Task prompt: Keep the pictures out and restate every record exactly.

Data provided:
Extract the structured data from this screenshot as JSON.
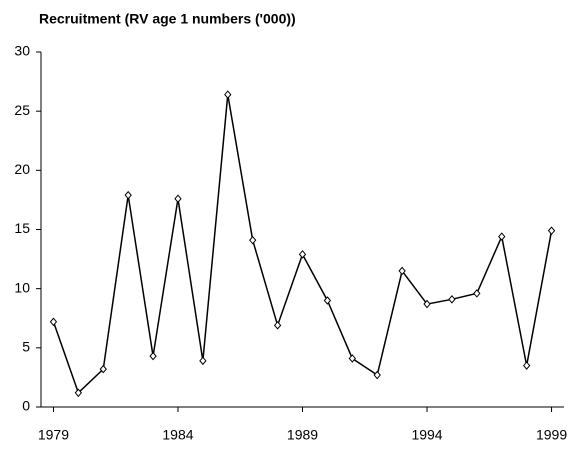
{
  "chart_data": {
    "type": "line",
    "title": "Recruitment (RV age 1 numbers ('000))",
    "x": [
      1979,
      1980,
      1981,
      1982,
      1983,
      1984,
      1985,
      1986,
      1987,
      1988,
      1989,
      1990,
      1991,
      1992,
      1993,
      1994,
      1995,
      1996,
      1997,
      1998,
      1999
    ],
    "series": [
      {
        "name": "Recruitment",
        "color": "#000000",
        "values": [
          7.2,
          1.2,
          3.2,
          17.9,
          4.3,
          17.6,
          3.9,
          26.4,
          14.1,
          6.9,
          12.9,
          9.0,
          4.1,
          2.7,
          11.5,
          8.7,
          9.1,
          9.6,
          14.4,
          3.5,
          14.9
        ]
      }
    ],
    "xlim": [
      1978.5,
      1999.5
    ],
    "xticks": [
      1979,
      1984,
      1989,
      1994,
      1999
    ],
    "ylim": [
      0,
      30
    ],
    "yticks": [
      0,
      5,
      10,
      15,
      20,
      25,
      30
    ],
    "grid": false
  }
}
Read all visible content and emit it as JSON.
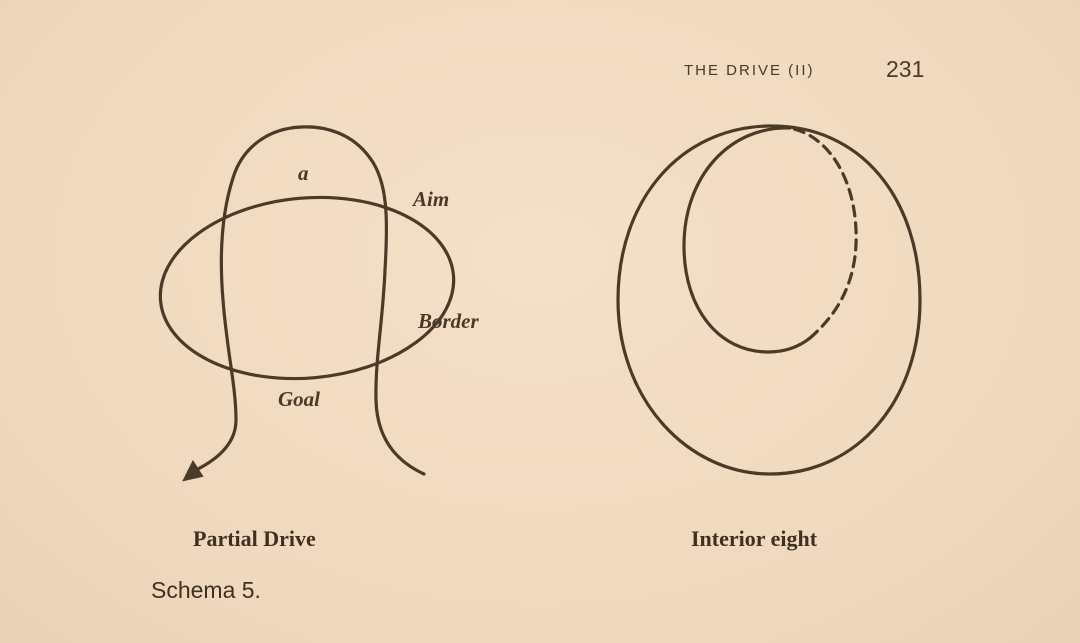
{
  "header": {
    "running_head": "THE DRIVE (II)",
    "page_number": "231"
  },
  "figure_left": {
    "labels": {
      "a": "a",
      "aim": "Aim",
      "border": "Border",
      "goal": "Goal"
    },
    "caption": "Partial Drive"
  },
  "figure_right": {
    "caption": "Interior eight"
  },
  "schema_label": "Schema 5.",
  "colors": {
    "ink": "#4a3a28",
    "paper": "#f2dcc2"
  }
}
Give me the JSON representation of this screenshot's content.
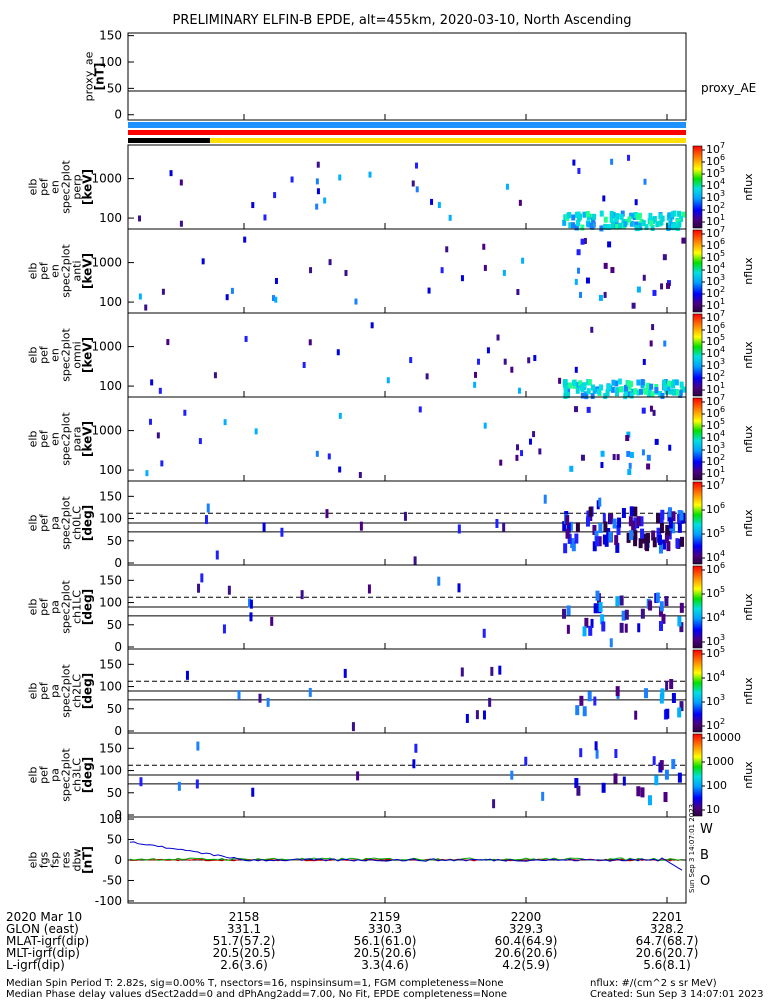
{
  "title": "PRELIMINARY ELFIN-B EPDE, alt=455km, 2020-03-10, North Ascending",
  "chart_data": [
    {
      "type": "line",
      "ylabel_lines": [
        "proxy_ae",
        "[nT]"
      ],
      "yticks": [
        "150",
        "100",
        "50",
        "0"
      ],
      "ylim": [
        -10,
        155
      ],
      "series": [
        {
          "name": "proxy_AE",
          "value": 45
        }
      ]
    },
    {
      "type": "bar",
      "status_bars": [
        "blue",
        "red",
        "black/yellow"
      ]
    },
    {
      "type": "heatmap",
      "ylabel_lines": [
        "elb",
        "pef",
        "en",
        "spec2plot",
        "perp",
        "[keV]"
      ],
      "yticks": [
        "1000",
        "100"
      ],
      "cbar_ticks": [
        "10^7",
        "10^6",
        "10^5",
        "10^4",
        "10^3",
        "10^2",
        "10^1"
      ],
      "cbar_label": "nflux"
    },
    {
      "type": "heatmap",
      "ylabel_lines": [
        "elb",
        "pef",
        "en",
        "spec2plot",
        "anti",
        "[keV]"
      ],
      "yticks": [
        "1000",
        "100"
      ],
      "cbar_ticks": [
        "10^7",
        "10^6",
        "10^5",
        "10^4",
        "10^3",
        "10^2",
        "10^1"
      ],
      "cbar_label": "nflux"
    },
    {
      "type": "heatmap",
      "ylabel_lines": [
        "elb",
        "pef",
        "en",
        "spec2plot",
        "omni",
        "[keV]"
      ],
      "yticks": [
        "1000",
        "100"
      ],
      "cbar_ticks": [
        "10^7",
        "10^6",
        "10^5",
        "10^4",
        "10^3",
        "10^2",
        "10^1"
      ],
      "cbar_label": "nflux"
    },
    {
      "type": "heatmap",
      "ylabel_lines": [
        "elb",
        "pef",
        "en",
        "spec2plot",
        "para",
        "[keV]"
      ],
      "yticks": [
        "1000",
        "100"
      ],
      "cbar_ticks": [
        "10^7",
        "10^6",
        "10^5",
        "10^4",
        "10^3",
        "10^2",
        "10^1"
      ],
      "cbar_label": "nflux"
    },
    {
      "type": "heatmap",
      "ylabel_lines": [
        "elb",
        "pef",
        "pa",
        "spec2plot",
        "ch0LC",
        "[deg]"
      ],
      "yticks": [
        "150",
        "100",
        "50",
        "0"
      ],
      "cbar_ticks": [
        "10^7",
        "10^6",
        "10^5",
        "10^4"
      ],
      "cbar_label": "nflux"
    },
    {
      "type": "heatmap",
      "ylabel_lines": [
        "elb",
        "pef",
        "pa",
        "spec2plot",
        "ch1LC",
        "[deg]"
      ],
      "yticks": [
        "150",
        "100",
        "50",
        "0"
      ],
      "cbar_ticks": [
        "10^6",
        "10^5",
        "10^4",
        "10^3"
      ],
      "cbar_label": "nflux"
    },
    {
      "type": "heatmap",
      "ylabel_lines": [
        "elb",
        "pef",
        "pa",
        "spec2plot",
        "ch2LC",
        "[deg]"
      ],
      "yticks": [
        "150",
        "100",
        "50",
        "0"
      ],
      "cbar_ticks": [
        "10^5",
        "10^4",
        "10^3",
        "10^2"
      ],
      "cbar_label": "nflux"
    },
    {
      "type": "heatmap",
      "ylabel_lines": [
        "elb",
        "pef",
        "pa",
        "spec2plot",
        "ch3LC",
        "[deg]"
      ],
      "yticks": [
        "150",
        "100",
        "50",
        "0"
      ],
      "cbar_ticks": [
        "10000",
        "1000",
        "100",
        "10"
      ],
      "cbar_label": "nflux"
    },
    {
      "type": "line",
      "ylabel_lines": [
        "elb",
        "fgs",
        "fsp",
        "res",
        "dbw",
        "[nT]"
      ],
      "yticks": [
        "100",
        "50",
        "0",
        "-50",
        "-100"
      ],
      "ylim": [
        -105,
        105
      ],
      "legend": [
        {
          "label": "W",
          "color": "#cc0000"
        },
        {
          "label": "B",
          "color": "#00aa00"
        },
        {
          "label": "O",
          "color": "#0000cc"
        }
      ],
      "side_label": "Sun Sep  3 14:07:01 2023"
    }
  ],
  "xaxis": {
    "row_labels": [
      "2020 Mar 10",
      "GLON (east)",
      "MLAT-igrf(dip)",
      "MLT-igrf(dip)",
      "L-igrf(dip)"
    ],
    "columns": [
      {
        "time": "2158",
        "glon": "331.1",
        "mlat": "51.7(57.2)",
        "mlt": "20.5(20.5)",
        "l": "2.6(3.6)"
      },
      {
        "time": "2159",
        "glon": "330.3",
        "mlat": "56.1(61.0)",
        "mlt": "20.5(20.6)",
        "l": "3.3(4.6)"
      },
      {
        "time": "2200",
        "glon": "329.3",
        "mlat": "60.4(64.9)",
        "mlt": "20.6(20.6)",
        "l": "4.2(5.9)"
      },
      {
        "time": "2201",
        "glon": "328.2",
        "mlat": "64.7(68.7)",
        "mlt": "20.6(20.7)",
        "l": "5.6(8.1)"
      }
    ]
  },
  "footer": {
    "line1_left": "Median Spin Period T: 2.82s, sig=0.00% T, nsectors=16, nspinsinsum=1, FGM completeness=None",
    "line2_left": "Median Phase delay values dSect2add=0 and dPhAng2add=7.00, No Fit, EPDE completeness=None",
    "line1_right": "nflux: #/(cm^2 s sr MeV)",
    "line2_right": "Created: Sun Sep  3 14:07:01 2023"
  }
}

Response to this exercise:
Extract the structured data from this screenshot as JSON.
{
  "chart_data": {
    "type": "line",
    "title": "Recruitment (RV age 1 numbers ('000))",
    "x": [
      1979,
      1980,
      1981,
      1982,
      1983,
      1984,
      1985,
      1986,
      1987,
      1988,
      1989,
      1990,
      1991,
      1992,
      1993,
      1994,
      1995,
      1996,
      1997,
      1998,
      1999
    ],
    "series": [
      {
        "name": "Recruitment",
        "color": "#000000",
        "values": [
          7.2,
          1.2,
          3.2,
          17.9,
          4.3,
          17.6,
          3.9,
          26.4,
          14.1,
          6.9,
          12.9,
          9.0,
          4.1,
          2.7,
          11.5,
          8.7,
          9.1,
          9.6,
          14.4,
          3.5,
          14.9
        ]
      }
    ],
    "xlim": [
      1978.5,
      1999.5
    ],
    "xticks": [
      1979,
      1984,
      1989,
      1994,
      1999
    ],
    "ylim": [
      0,
      30
    ],
    "yticks": [
      0,
      5,
      10,
      15,
      20,
      25,
      30
    ],
    "grid": false
  }
}
Read all visible content and emit it as JSON.
{
  "header": {
    "running_head": "THE DRIVE (II)",
    "page_number": "231"
  },
  "figure_left": {
    "labels": {
      "a": "a",
      "aim": "Aim",
      "border": "Border",
      "goal": "Goal"
    },
    "caption": "Partial Drive"
  },
  "figure_right": {
    "caption": "Interior eight"
  },
  "schema_label": "Schema 5.",
  "colors": {
    "ink": "#4a3a28",
    "paper": "#f2dcc2"
  }
}
Give me the JSON representation of this screenshot's content.
{
  "title": "PRELIMINARY ELFIN-B EPDE, alt=455km, 2020-03-10, North Ascending",
  "chart_data": [
    {
      "type": "line",
      "ylabel_lines": [
        "proxy_ae",
        "[nT]"
      ],
      "yticks": [
        "150",
        "100",
        "50",
        "0"
      ],
      "ylim": [
        -10,
        155
      ],
      "series": [
        {
          "name": "proxy_AE",
          "value": 45
        }
      ]
    },
    {
      "type": "bar",
      "status_bars": [
        "blue",
        "red",
        "black/yellow"
      ]
    },
    {
      "type": "heatmap",
      "ylabel_lines": [
        "elb",
        "pef",
        "en",
        "spec2plot",
        "perp",
        "[keV]"
      ],
      "yticks": [
        "1000",
        "100"
      ],
      "cbar_ticks": [
        "10^7",
        "10^6",
        "10^5",
        "10^4",
        "10^3",
        "10^2",
        "10^1"
      ],
      "cbar_label": "nflux"
    },
    {
      "type": "heatmap",
      "ylabel_lines": [
        "elb",
        "pef",
        "en",
        "spec2plot",
        "anti",
        "[keV]"
      ],
      "yticks": [
        "1000",
        "100"
      ],
      "cbar_ticks": [
        "10^7",
        "10^6",
        "10^5",
        "10^4",
        "10^3",
        "10^2",
        "10^1"
      ],
      "cbar_label": "nflux"
    },
    {
      "type": "heatmap",
      "ylabel_lines": [
        "elb",
        "pef",
        "en",
        "spec2plot",
        "omni",
        "[keV]"
      ],
      "yticks": [
        "1000",
        "100"
      ],
      "cbar_ticks": [
        "10^7",
        "10^6",
        "10^5",
        "10^4",
        "10^3",
        "10^2",
        "10^1"
      ],
      "cbar_label": "nflux"
    },
    {
      "type": "heatmap",
      "ylabel_lines": [
        "elb",
        "pef",
        "en",
        "spec2plot",
        "para",
        "[keV]"
      ],
      "yticks": [
        "1000",
        "100"
      ],
      "cbar_ticks": [
        "10^7",
        "10^6",
        "10^5",
        "10^4",
        "10^3",
        "10^2",
        "10^1"
      ],
      "cbar_label": "nflux"
    },
    {
      "type": "heatmap",
      "ylabel_lines": [
        "elb",
        "pef",
        "pa",
        "spec2plot",
        "ch0LC",
        "[deg]"
      ],
      "yticks": [
        "150",
        "100",
        "50",
        "0"
      ],
      "cbar_ticks": [
        "10^7",
        "10^6",
        "10^5",
        "10^4"
      ],
      "cbar_label": "nflux"
    },
    {
      "type": "heatmap",
      "ylabel_lines": [
        "elb",
        "pef",
        "pa",
        "spec2plot",
        "ch1LC",
        "[deg]"
      ],
      "yticks": [
        "150",
        "100",
        "50",
        "0"
      ],
      "cbar_ticks": [
        "10^6",
        "10^5",
        "10^4",
        "10^3"
      ],
      "cbar_label": "nflux"
    },
    {
      "type": "heatmap",
      "ylabel_lines": [
        "elb",
        "pef",
        "pa",
        "spec2plot",
        "ch2LC",
        "[deg]"
      ],
      "yticks": [
        "150",
        "100",
        "50",
        "0"
      ],
      "cbar_ticks": [
        "10^5",
        "10^4",
        "10^3",
        "10^2"
      ],
      "cbar_label": "nflux"
    },
    {
      "type": "heatmap",
      "ylabel_lines": [
        "elb",
        "pef",
        "pa",
        "spec2plot",
        "ch3LC",
        "[deg]"
      ],
      "yticks": [
        "150",
        "100",
        "50",
        "0"
      ],
      "cbar_ticks": [
        "10000",
        "1000",
        "100",
        "10"
      ],
      "cbar_label": "nflux"
    },
    {
      "type": "line",
      "ylabel_lines": [
        "elb",
        "fgs",
        "fsp",
        "res",
        "dbw",
        "[nT]"
      ],
      "yticks": [
        "100",
        "50",
        "0",
        "-50",
        "-100"
      ],
      "ylim": [
        -105,
        105
      ],
      "legend": [
        {
          "label": "W",
          "color": "#cc0000"
        },
        {
          "label": "B",
          "color": "#00aa00"
        },
        {
          "label": "O",
          "color": "#0000cc"
        }
      ],
      "side_label": "Sun Sep  3 14:07:01 2023"
    }
  ],
  "xaxis": {
    "row_labels": [
      "2020 Mar 10",
      "GLON (east)",
      "MLAT-igrf(dip)",
      "MLT-igrf(dip)",
      "L-igrf(dip)"
    ],
    "columns": [
      {
        "time": "2158",
        "glon": "331.1",
        "mlat": "51.7(57.2)",
        "mlt": "20.5(20.5)",
        "l": "2.6(3.6)"
      },
      {
        "time": "2159",
        "glon": "330.3",
        "mlat": "56.1(61.0)",
        "mlt": "20.5(20.6)",
        "l": "3.3(4.6)"
      },
      {
        "time": "2200",
        "glon": "329.3",
        "mlat": "60.4(64.9)",
        "mlt": "20.6(20.6)",
        "l": "4.2(5.9)"
      },
      {
        "time": "2201",
        "glon": "328.2",
        "mlat": "64.7(68.7)",
        "mlt": "20.6(20.7)",
        "l": "5.6(8.1)"
      }
    ]
  },
  "footer": {
    "line1_left": "Median Spin Period T: 2.82s, sig=0.00% T, nsectors=16, nspinsinsum=1, FGM completeness=None",
    "line2_left": "Median Phase delay values dSect2add=0 and dPhAng2add=7.00, No Fit, EPDE completeness=None",
    "line1_right": "nflux: #/(cm^2 s sr MeV)",
    "line2_right": "Created: Sun Sep  3 14:07:01 2023"
  }
}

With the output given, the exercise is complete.